Given request: Extract each line of the data below exactly as written.

Material for this task:

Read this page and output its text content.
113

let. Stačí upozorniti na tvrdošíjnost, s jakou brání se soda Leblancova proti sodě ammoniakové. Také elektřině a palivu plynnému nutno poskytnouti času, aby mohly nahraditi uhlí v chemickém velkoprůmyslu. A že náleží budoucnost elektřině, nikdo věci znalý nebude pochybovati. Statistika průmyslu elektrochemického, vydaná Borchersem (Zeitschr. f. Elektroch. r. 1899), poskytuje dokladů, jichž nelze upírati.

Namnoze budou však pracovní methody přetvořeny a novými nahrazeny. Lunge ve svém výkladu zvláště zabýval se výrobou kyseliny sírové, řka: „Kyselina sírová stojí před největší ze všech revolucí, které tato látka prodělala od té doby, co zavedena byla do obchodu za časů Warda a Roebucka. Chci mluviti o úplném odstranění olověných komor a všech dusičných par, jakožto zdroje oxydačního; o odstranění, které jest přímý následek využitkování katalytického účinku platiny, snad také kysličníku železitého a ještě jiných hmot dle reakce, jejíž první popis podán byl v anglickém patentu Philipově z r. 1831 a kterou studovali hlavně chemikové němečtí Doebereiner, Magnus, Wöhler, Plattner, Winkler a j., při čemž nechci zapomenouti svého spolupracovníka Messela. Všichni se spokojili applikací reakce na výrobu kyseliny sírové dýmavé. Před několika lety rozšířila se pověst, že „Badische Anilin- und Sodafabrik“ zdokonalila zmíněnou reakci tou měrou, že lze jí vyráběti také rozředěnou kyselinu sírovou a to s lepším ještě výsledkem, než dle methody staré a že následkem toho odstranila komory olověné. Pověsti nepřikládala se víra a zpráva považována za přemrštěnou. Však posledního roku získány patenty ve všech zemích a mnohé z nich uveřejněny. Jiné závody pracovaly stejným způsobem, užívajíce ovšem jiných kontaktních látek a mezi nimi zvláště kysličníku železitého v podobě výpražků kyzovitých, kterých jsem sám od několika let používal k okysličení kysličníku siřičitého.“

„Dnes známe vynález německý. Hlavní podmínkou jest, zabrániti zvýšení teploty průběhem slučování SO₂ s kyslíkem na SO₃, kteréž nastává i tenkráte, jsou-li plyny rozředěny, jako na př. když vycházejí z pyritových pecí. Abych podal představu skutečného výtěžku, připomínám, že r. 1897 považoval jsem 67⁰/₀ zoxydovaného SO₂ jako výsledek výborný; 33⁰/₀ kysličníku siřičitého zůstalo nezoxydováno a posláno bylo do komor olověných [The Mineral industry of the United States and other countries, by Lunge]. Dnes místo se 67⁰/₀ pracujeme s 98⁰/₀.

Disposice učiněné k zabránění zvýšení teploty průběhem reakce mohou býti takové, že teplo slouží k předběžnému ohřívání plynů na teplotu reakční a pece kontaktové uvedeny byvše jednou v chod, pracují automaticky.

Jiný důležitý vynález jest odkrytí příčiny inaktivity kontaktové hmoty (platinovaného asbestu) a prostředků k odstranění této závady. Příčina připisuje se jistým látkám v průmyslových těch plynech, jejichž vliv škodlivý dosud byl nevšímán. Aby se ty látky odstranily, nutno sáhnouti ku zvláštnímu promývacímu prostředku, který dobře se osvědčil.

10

Result of the exercise:
Read this page and output its text content.
113

let. Stačí upozorniti na tvrdošíjnost, s jakou brání se soda Leblancova proti sodě ammoniakové. Také elektřině a palivu plynnému nutno poskytnouti času, aby mohly nahraditi uhlí v chemickém velkoprůmyslu. A že náleží budoucnost elektřině, nikdo věci znalý nebude pochybovati. Statistika průmyslu elektrochemického, vydaná Borchersem (Zeitschr. f. Elektroch. r. 1899), poskytuje dokladů, jichž nelze upírati.

Namnoze budou však pracovní methody přetvořeny a novými nahrazeny. Lunge ve svém výkladu zvláště zabýval se výrobou kyseliny sírové, řka: „Kyselina sírová stojí před největší ze všech revolucí, které tato látka prodělala od té doby, co zavedena byla do obchodu za časů Warda a Roebucka. Chci mluviti o úplném odstranění olověných komor a všech dusičných par, jakožto zdroje oxydačního; o odstranění, které jest přímý následek využitkování katalytického účinku platiny, snad také kysličníku železitého a ještě jiných hmot dle reakce, jejíž první popis podán byl v anglickém patentu Philipově z r. 1831 a kterou studovali hlavně chemikové němečtí Doebereiner, Magnus, Wöhler, Plattner, Winkler a j., při čemž nechci zapomenouti svého spolupracovníka Messela. Všichni se spokojili applikací reakce na výrobu kyseliny sírové dýmavé. Před několika lety rozšířila se pověst, že „Badische Anilin- und Sodafabrik“ zdokonalila zmíněnou reakci tou měrou, že lze jí vyráběti také rozředěnou kyselinu sírovou a to s lepším ještě výsledkem, než dle methody staré a že následkem toho odstranila komory olověné. Pověsti nepřikládala se víra a zpráva považována za přemrštěnou. Však posledního roku získány patenty ve všech zemích a mnohé z nich uveřejněny. Jiné závody pracovaly stejným způsobem, užívajíce ovšem jiných kontaktních látek a mezi nimi zvláště kysličníku železitého v podobě výpražků kyzovitých, kterých jsem sám od několika let používal k okysličení kysličníku siřičitého.“

„Dnes známe vynález německý. Hlavní podmínkou jest, zabrániti zvýšení teploty průběhem slučování SO₂ s kyslíkem na SO₃, kteréž nastává i tenkráte, jsou-li plyny rozředěny, jako na př. když vycházejí z pyritových pecí. Abych podal představu skutečného výtěžku, připomínám, že r. 1897 považoval jsem 67⁰/₀ zoxydovaného SO₂ jako výsledek výborný; 33⁰/₀ kysličníku siřičitého zůstalo nezoxydováno a posláno bylo do komor olověných [The Mineral industry of the United States and other countries, by Lunge]. Dnes místo se 67⁰/₀ pracujeme s 98⁰/₀.

Disposice učiněné k zabránění zvýšení teploty průběhem reakce mohou býti takové, že teplo slouží k předběžnému ohřívání plynů na teplotu reakční a pece kontaktové uvedeny byvše jednou v chod, pracují automaticky.

Jiný důležitý vynález jest odkrytí příčiny inaktivity kontaktové hmoty (platinovaného asbestu) a prostředků k odstranění této závady. Příčina připisuje se jistým látkám v průmyslových těch plynech, jejichž vliv škodlivý dosud byl nevšímán. Aby se ty látky odstranily, nutno sáhnouti ku zvláštnímu promývacímu prostředku, který dobře se osvědčil.

10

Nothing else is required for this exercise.